> WHAT IS BEING ASKED
Gather the lines below that include the string "image", copying each in full.

* begin *

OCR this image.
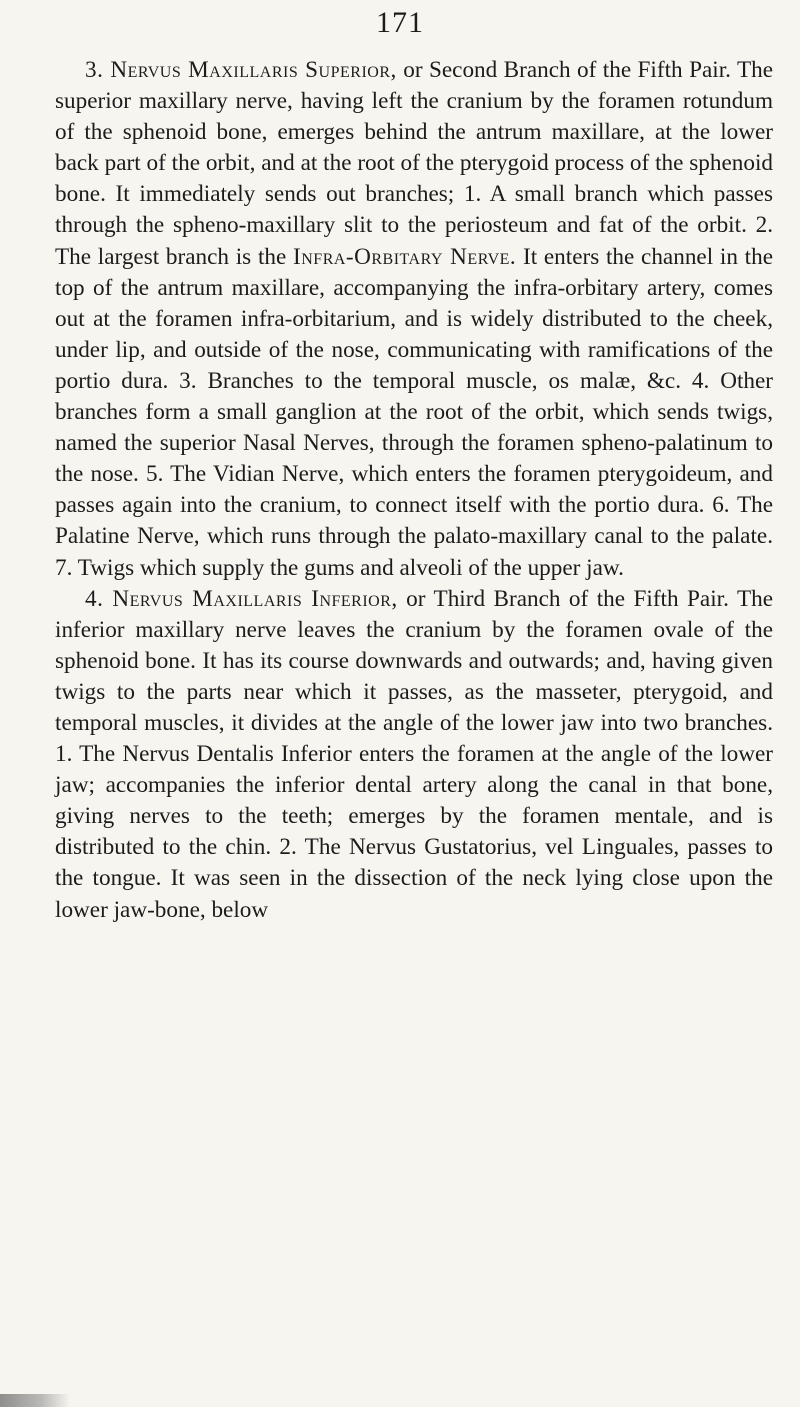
171

3. Nervus Maxillaris Superior, or Second Branch of the Fifth Pair. The superior maxillary nerve, having left the cranium by the foramen rotundum of the sphenoid bone, emerges behind the antrum maxillare, at the lower back part of the orbit, and at the root of the pterygoid process of the sphenoid bone. It immediately sends out branches; 1. A small branch which passes through the spheno-maxillary slit to the periosteum and fat of the orbit. 2. The largest branch is the Infra-Orbitary Nerve. It enters the channel in the top of the antrum maxillare, accompanying the infra-orbitary artery, comes out at the foramen infra-orbitarium, and is widely distributed to the cheek, under lip, and outside of the nose, communicating with ramifications of the portio dura. 3. Branches to the temporal muscle, os malæ, &c. 4. Other branches form a small ganglion at the root of the orbit, which sends twigs, named the superior Nasal Nerves, through the foramen spheno-palatinum to the nose. 5. The Vidian Nerve, which enters the foramen pterygoideum, and passes again into the cranium, to connect itself with the portio dura. 6. The Palatine Nerve, which runs through the palato-maxillary canal to the palate. 7. Twigs which supply the gums and alveoli of the upper jaw.

4. Nervus Maxillaris Inferior, or Third Branch of the Fifth Pair. The inferior maxillary nerve leaves the cranium by the foramen ovale of the sphenoid bone. It has its course downwards and outwards; and, having given twigs to the parts near which it passes, as the masseter, pterygoid, and temporal muscles, it divides at the angle of the lower jaw into two branches. 1. The Nervus Dentalis Inferior enters the foramen at the angle of the lower jaw; accompanies the inferior dental artery along the canal in that bone, giving nerves to the teeth; emerges by the foramen mentale, and is distributed to the chin. 2. The Nervus Gustatorius, vel Linguales, passes to the tongue. It was seen in the dissection of the neck lying close upon the lower jaw-bone, below
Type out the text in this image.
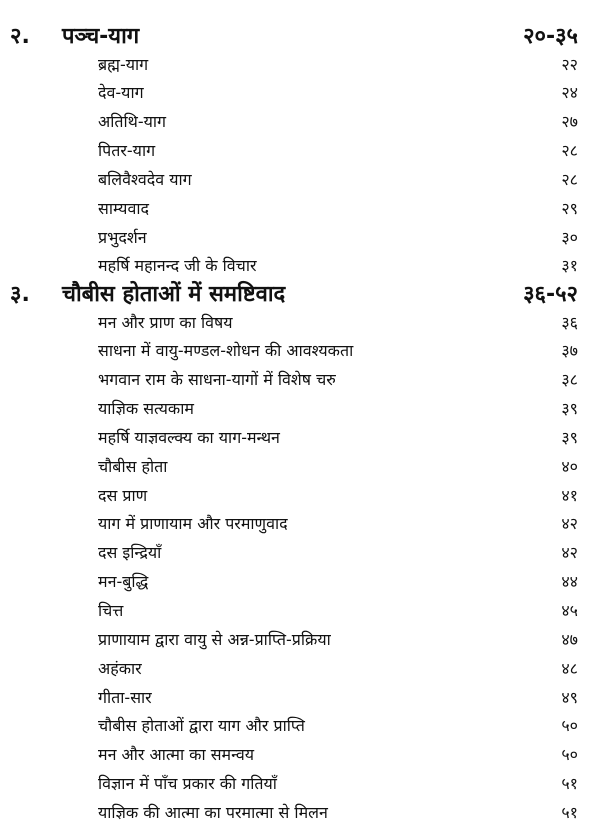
२. पञ्च-याग	२०-३५
ब्रह्म-याग	२२
देव-याग	२४
अतिथि-याग	२७
पितर-याग	२८
बलिवैश्वदेव याग	२८
साम्यवाद	२९
प्रभुदर्शन	३०
महर्षि महानन्द जी के विचार	३१
३. चौबीस होताओं में समष्टिवाद	३६-५२
मन और प्राण का विषय	३६
साधना में वायु-मण्डल-शोधन की आवश्यकता	३७
भगवान राम के साधना-यागों में विशेष चरु	३८
याज्ञिक सत्यकाम	३९
महर्षि याज्ञवल्क्य का याग-मन्थन	३९
चौबीस होता	४०
दस प्राण	४१
याग में प्राणायाम और परमाणुवाद	४२
दस इन्द्रियाँ	४२
मन-बुद्धि	४४
चित्त	४५
प्राणायाम द्वारा वायु से अन्न-प्राप्ति-प्रक्रिया	४७
अहंकार	४८
गीता-सार	४९
चौबीस होताओं द्वारा याग और प्राप्ति	५०
मन और आत्मा का समन्वय	५०
विज्ञान में पाँच प्रकार की गतियाँ	५१
याज्ञिक की आत्मा का परमात्मा से मिलन	५१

* end *

> SOLUTION TO THIS PROBLEM
OCR this image.
Type out the text in this image.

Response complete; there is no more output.